--- Aim ---
Every line that contains the word "用铁回收含银废液中的银" should be copied.

--- Record extracts ---

* * * * * * * * *

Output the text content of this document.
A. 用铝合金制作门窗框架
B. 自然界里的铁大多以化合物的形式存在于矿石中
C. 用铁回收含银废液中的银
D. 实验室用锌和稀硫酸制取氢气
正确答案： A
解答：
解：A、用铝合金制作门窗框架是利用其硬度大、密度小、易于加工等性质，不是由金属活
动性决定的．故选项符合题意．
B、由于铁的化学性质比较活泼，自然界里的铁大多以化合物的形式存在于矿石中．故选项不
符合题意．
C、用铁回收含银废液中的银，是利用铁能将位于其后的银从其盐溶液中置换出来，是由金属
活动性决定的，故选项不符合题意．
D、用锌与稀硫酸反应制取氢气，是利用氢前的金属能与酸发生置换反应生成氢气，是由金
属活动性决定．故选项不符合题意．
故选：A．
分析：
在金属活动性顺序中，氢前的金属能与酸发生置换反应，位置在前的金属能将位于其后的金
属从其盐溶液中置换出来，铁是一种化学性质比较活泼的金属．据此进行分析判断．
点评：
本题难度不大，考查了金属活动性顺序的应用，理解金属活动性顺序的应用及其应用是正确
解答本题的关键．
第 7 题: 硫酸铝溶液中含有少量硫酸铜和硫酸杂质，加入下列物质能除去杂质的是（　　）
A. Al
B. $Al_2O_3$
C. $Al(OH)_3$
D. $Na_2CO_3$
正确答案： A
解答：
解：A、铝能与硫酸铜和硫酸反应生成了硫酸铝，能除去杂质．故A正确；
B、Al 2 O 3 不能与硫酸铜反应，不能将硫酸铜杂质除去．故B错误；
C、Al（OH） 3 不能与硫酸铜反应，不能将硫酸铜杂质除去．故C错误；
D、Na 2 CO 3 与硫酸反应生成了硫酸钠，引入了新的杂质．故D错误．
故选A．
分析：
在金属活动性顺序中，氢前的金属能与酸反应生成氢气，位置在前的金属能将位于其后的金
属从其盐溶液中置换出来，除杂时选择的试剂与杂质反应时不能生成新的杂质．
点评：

* * * * * * * * *

--- Reply ---
C. 用铁回收含银废液中的银
C、用铁回收含银废液中的银，是利用铁能将位于其后的银从其盐溶液中置换出来，是由金属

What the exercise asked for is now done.